::: Material for the task :::

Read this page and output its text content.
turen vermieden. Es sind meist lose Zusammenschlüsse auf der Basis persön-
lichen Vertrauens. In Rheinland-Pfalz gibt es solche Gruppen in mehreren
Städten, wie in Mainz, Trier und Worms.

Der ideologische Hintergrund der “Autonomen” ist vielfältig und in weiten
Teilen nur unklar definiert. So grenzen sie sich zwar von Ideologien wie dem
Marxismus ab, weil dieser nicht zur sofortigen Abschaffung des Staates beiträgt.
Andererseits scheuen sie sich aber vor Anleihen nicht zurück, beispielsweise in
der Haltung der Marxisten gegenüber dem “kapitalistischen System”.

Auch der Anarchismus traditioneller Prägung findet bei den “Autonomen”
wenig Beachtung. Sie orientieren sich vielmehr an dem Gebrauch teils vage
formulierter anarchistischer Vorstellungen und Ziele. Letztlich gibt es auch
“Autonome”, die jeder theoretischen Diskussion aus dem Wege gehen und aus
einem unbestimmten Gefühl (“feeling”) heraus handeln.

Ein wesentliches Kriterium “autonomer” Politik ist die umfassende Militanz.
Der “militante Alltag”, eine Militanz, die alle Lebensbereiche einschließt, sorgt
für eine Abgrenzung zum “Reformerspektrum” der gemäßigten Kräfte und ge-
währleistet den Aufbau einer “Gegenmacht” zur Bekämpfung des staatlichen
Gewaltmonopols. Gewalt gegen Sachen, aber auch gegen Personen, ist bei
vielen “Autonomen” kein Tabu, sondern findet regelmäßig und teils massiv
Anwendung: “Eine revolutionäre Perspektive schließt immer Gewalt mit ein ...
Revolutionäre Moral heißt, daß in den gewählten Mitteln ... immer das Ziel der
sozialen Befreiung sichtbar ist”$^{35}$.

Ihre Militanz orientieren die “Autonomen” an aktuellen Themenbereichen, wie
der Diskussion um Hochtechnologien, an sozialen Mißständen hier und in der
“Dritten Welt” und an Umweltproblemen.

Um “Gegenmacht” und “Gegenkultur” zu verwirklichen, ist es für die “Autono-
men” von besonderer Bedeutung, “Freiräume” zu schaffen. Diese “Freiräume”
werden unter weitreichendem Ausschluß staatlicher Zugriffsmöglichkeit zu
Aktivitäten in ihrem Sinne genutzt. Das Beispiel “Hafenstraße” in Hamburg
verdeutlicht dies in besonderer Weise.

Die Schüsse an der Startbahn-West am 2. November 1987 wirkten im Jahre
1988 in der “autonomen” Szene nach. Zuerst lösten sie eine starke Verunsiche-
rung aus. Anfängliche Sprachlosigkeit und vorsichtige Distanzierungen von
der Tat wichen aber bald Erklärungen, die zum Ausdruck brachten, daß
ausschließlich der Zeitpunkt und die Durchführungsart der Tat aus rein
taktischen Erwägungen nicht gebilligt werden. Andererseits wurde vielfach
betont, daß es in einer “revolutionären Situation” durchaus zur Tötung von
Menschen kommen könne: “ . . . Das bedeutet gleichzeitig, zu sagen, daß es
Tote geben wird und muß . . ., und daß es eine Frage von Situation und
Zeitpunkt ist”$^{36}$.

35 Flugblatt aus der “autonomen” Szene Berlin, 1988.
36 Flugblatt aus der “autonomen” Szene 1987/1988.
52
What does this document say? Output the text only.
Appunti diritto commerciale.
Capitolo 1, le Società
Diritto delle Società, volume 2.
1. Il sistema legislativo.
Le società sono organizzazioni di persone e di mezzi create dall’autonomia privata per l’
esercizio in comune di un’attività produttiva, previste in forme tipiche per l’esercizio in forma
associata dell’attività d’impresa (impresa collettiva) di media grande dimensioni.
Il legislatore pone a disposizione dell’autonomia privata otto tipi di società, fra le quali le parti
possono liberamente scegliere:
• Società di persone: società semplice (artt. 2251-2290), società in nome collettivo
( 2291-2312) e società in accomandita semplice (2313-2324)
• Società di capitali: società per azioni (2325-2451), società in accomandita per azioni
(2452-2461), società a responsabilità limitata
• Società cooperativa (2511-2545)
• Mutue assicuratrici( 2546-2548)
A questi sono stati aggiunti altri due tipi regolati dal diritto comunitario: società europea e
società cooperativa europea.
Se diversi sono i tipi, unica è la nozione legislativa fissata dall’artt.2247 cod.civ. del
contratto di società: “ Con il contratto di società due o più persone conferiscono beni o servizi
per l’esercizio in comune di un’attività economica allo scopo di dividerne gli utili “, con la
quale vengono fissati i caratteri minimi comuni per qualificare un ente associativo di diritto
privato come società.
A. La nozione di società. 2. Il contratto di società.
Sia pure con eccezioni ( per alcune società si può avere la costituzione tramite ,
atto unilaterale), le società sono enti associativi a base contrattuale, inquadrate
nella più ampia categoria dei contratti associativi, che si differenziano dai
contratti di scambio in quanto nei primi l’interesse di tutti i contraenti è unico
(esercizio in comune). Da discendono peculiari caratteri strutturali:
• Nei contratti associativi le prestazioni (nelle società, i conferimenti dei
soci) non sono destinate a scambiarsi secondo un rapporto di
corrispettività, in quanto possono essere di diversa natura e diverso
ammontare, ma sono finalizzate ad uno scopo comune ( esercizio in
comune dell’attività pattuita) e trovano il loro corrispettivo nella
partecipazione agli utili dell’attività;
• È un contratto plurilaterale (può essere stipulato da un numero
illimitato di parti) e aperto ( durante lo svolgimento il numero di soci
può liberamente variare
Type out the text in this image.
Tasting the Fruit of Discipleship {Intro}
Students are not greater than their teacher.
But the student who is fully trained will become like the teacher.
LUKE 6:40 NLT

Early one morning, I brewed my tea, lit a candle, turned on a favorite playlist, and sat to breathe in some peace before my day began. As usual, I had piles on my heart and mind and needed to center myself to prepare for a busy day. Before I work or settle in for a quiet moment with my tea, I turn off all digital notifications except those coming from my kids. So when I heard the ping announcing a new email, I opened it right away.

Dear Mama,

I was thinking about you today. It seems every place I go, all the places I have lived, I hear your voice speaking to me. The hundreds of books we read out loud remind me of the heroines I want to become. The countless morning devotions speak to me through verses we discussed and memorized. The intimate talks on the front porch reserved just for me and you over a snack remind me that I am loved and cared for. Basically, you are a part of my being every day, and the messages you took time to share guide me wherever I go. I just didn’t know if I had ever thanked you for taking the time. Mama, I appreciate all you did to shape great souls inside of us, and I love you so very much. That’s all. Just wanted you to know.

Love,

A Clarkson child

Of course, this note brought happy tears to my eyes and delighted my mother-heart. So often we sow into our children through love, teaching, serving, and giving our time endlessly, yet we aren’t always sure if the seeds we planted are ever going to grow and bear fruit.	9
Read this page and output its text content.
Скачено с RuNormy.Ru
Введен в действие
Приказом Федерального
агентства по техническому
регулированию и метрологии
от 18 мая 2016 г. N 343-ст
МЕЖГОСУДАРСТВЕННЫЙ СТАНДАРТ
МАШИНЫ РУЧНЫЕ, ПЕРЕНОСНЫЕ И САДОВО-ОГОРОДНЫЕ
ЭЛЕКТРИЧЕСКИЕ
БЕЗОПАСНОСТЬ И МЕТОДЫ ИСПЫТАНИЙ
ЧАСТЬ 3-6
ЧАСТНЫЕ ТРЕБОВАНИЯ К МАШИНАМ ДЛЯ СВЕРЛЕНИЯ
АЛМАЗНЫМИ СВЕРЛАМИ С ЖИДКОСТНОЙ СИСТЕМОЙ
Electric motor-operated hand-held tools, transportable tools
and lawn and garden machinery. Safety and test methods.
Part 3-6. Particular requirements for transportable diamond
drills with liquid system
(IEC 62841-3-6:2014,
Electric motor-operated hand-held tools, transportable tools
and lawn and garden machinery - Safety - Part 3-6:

:::

● **Required task**: Transcribe all entries exactly as they are given.

● **Result below**:
Read this page and output its text content.
turen vermieden. Es sind meist lose Zusammenschlüsse auf der Basis persön-
lichen Vertrauens. In Rheinland-Pfalz gibt es solche Gruppen in mehreren
Städten, wie in Mainz, Trier und Worms.

Der ideologische Hintergrund der “Autonomen” ist vielfältig und in weiten
Teilen nur unklar definiert. So grenzen sie sich zwar von Ideologien wie dem
Marxismus ab, weil dieser nicht zur sofortigen Abschaffung des Staates beiträgt.
Andererseits scheuen sie sich aber vor Anleihen nicht zurück, beispielsweise in
der Haltung der Marxisten gegenüber dem “kapitalistischen System”.

Auch der Anarchismus traditioneller Prägung findet bei den “Autonomen”
wenig Beachtung. Sie orientieren sich vielmehr an dem Gebrauch teils vage
formulierter anarchistischer Vorstellungen und Ziele. Letztlich gibt es auch
“Autonome”, die jeder theoretischen Diskussion aus dem Wege gehen und aus
einem unbestimmten Gefühl (“feeling”) heraus handeln.

Ein wesentliches Kriterium “autonomer” Politik ist die umfassende Militanz.
Der “militante Alltag”, eine Militanz, die alle Lebensbereiche einschließt, sorgt
für eine Abgrenzung zum “Reformerspektrum” der gemäßigten Kräfte und ge-
währleistet den Aufbau einer “Gegenmacht” zur Bekämpfung des staatlichen
Gewaltmonopols. Gewalt gegen Sachen, aber auch gegen Personen, ist bei
vielen “Autonomen” kein Tabu, sondern findet regelmäßig und teils massiv
Anwendung: “Eine revolutionäre Perspektive schließt immer Gewalt mit ein ...
Revolutionäre Moral heißt, daß in den gewählten Mitteln ... immer das Ziel der
sozialen Befreiung sichtbar ist”$^{35}$.

Ihre Militanz orientieren die “Autonomen” an aktuellen Themenbereichen, wie
der Diskussion um Hochtechnologien, an sozialen Mißständen hier und in der
“Dritten Welt” und an Umweltproblemen.

Um “Gegenmacht” und “Gegenkultur” zu verwirklichen, ist es für die “Autono-
men” von besonderer Bedeutung, “Freiräume” zu schaffen. Diese “Freiräume”
werden unter weitreichendem Ausschluß staatlicher Zugriffsmöglichkeit zu
Aktivitäten in ihrem Sinne genutzt. Das Beispiel “Hafenstraße” in Hamburg
verdeutlicht dies in besonderer Weise.

Die Schüsse an der Startbahn-West am 2. November 1987 wirkten im Jahre
1988 in der “autonomen” Szene nach. Zuerst lösten sie eine starke Verunsiche-
rung aus. Anfängliche Sprachlosigkeit und vorsichtige Distanzierungen von
der Tat wichen aber bald Erklärungen, die zum Ausdruck brachten, daß
ausschließlich der Zeitpunkt und die Durchführungsart der Tat aus rein
taktischen Erwägungen nicht gebilligt werden. Andererseits wurde vielfach
betont, daß es in einer “revolutionären Situation” durchaus zur Tötung von
Menschen kommen könne: “ . . . Das bedeutet gleichzeitig, zu sagen, daß es
Tote geben wird und muß . . ., und daß es eine Frage von Situation und
Zeitpunkt ist”$^{36}$.

35 Flugblatt aus der “autonomen” Szene Berlin, 1988.
36 Flugblatt aus der “autonomen” Szene 1987/1988.
52
What does this document say? Output the text only.
Appunti diritto commerciale.
Capitolo 1, le Società
Diritto delle Società, volume 2.
1. Il sistema legislativo.
Le società sono organizzazioni di persone e di mezzi create dall’autonomia privata per l’
esercizio in comune di un’attività produttiva, previste in forme tipiche per l’esercizio in forma
associata dell’attività d’impresa (impresa collettiva) di media grande dimensioni.
Il legislatore pone a disposizione dell’autonomia privata otto tipi di società, fra le quali le parti
possono liberamente scegliere:
• Società di persone: società semplice (artt. 2251-2290), società in nome collettivo
( 2291-2312) e società in accomandita semplice (2313-2324)
• Società di capitali: società per azioni (2325-2451), società in accomandita per azioni
(2452-2461), società a responsabilità limitata
• Società cooperativa (2511-2545)
• Mutue assicuratrici( 2546-2548)
A questi sono stati aggiunti altri due tipi regolati dal diritto comunitario: società europea e
società cooperativa europea.
Se diversi sono i tipi, unica è la nozione legislativa fissata dall’artt.2247 cod.civ. del
contratto di società: “ Con il contratto di società due o più persone conferiscono beni o servizi
per l’esercizio in comune di un’attività economica allo scopo di dividerne gli utili “, con la
quale vengono fissati i caratteri minimi comuni per qualificare un ente associativo di diritto
privato come società.
A. La nozione di società. 2. Il contratto di società.
Sia pure con eccezioni ( per alcune società si può avere la costituzione tramite ,
atto unilaterale), le società sono enti associativi a base contrattuale, inquadrate
nella più ampia categoria dei contratti associativi, che si differenziano dai
contratti di scambio in quanto nei primi l’interesse di tutti i contraenti è unico
(esercizio in comune). Da discendono peculiari caratteri strutturali:
• Nei contratti associativi le prestazioni (nelle società, i conferimenti dei
soci) non sono destinate a scambiarsi secondo un rapporto di
corrispettività, in quanto possono essere di diversa natura e diverso
ammontare, ma sono finalizzate ad uno scopo comune ( esercizio in
comune dell’attività pattuita) e trovano il loro corrispettivo nella
partecipazione agli utili dell’attività;
• È un contratto plurilaterale (può essere stipulato da un numero
illimitato di parti) e aperto ( durante lo svolgimento il numero di soci
può liberamente variare
Type out the text in this image.
Tasting the Fruit of Discipleship {Intro}
Students are not greater than their teacher.
But the student who is fully trained will become like the teacher.
LUKE 6:40 NLT

Early one morning, I brewed my tea, lit a candle, turned on a favorite playlist, and sat to breathe in some peace before my day began. As usual, I had piles on my heart and mind and needed to center myself to prepare for a busy day. Before I work or settle in for a quiet moment with my tea, I turn off all digital notifications except those coming from my kids. So when I heard the ping announcing a new email, I opened it right away.

Dear Mama,

I was thinking about you today. It seems every place I go, all the places I have lived, I hear your voice speaking to me. The hundreds of books we read out loud remind me of the heroines I want to become. The countless morning devotions speak to me through verses we discussed and memorized. The intimate talks on the front porch reserved just for me and you over a snack remind me that I am loved and cared for. Basically, you are a part of my being every day, and the messages you took time to share guide me wherever I go. I just didn’t know if I had ever thanked you for taking the time. Mama, I appreciate all you did to shape great souls inside of us, and I love you so very much. That’s all. Just wanted you to know.

Love,

A Clarkson child

Of course, this note brought happy tears to my eyes and delighted my mother-heart. So often we sow into our children through love, teaching, serving, and giving our time endlessly, yet we aren’t always sure if the seeds we planted are ever going to grow and bear fruit.	9
Read this page and output its text content.
Скачено с RuNormy.Ru
Введен в действие
Приказом Федерального
агентства по техническому
регулированию и метрологии
от 18 мая 2016 г. N 343-ст
МЕЖГОСУДАРСТВЕННЫЙ СТАНДАРТ
МАШИНЫ РУЧНЫЕ, ПЕРЕНОСНЫЕ И САДОВО-ОГОРОДНЫЕ
ЭЛЕКТРИЧЕСКИЕ
БЕЗОПАСНОСТЬ И МЕТОДЫ ИСПЫТАНИЙ
ЧАСТЬ 3-6
ЧАСТНЫЕ ТРЕБОВАНИЯ К МАШИНАМ ДЛЯ СВЕРЛЕНИЯ
АЛМАЗНЫМИ СВЕРЛАМИ С ЖИДКОСТНОЙ СИСТЕМОЙ
Electric motor-operated hand-held tools, transportable tools
and lawn and garden machinery. Safety and test methods.
Part 3-6. Particular requirements for transportable diamond
drills with liquid system
(IEC 62841-3-6:2014,
Electric motor-operated hand-held tools, transportable tools
and lawn and garden machinery - Safety - Part 3-6:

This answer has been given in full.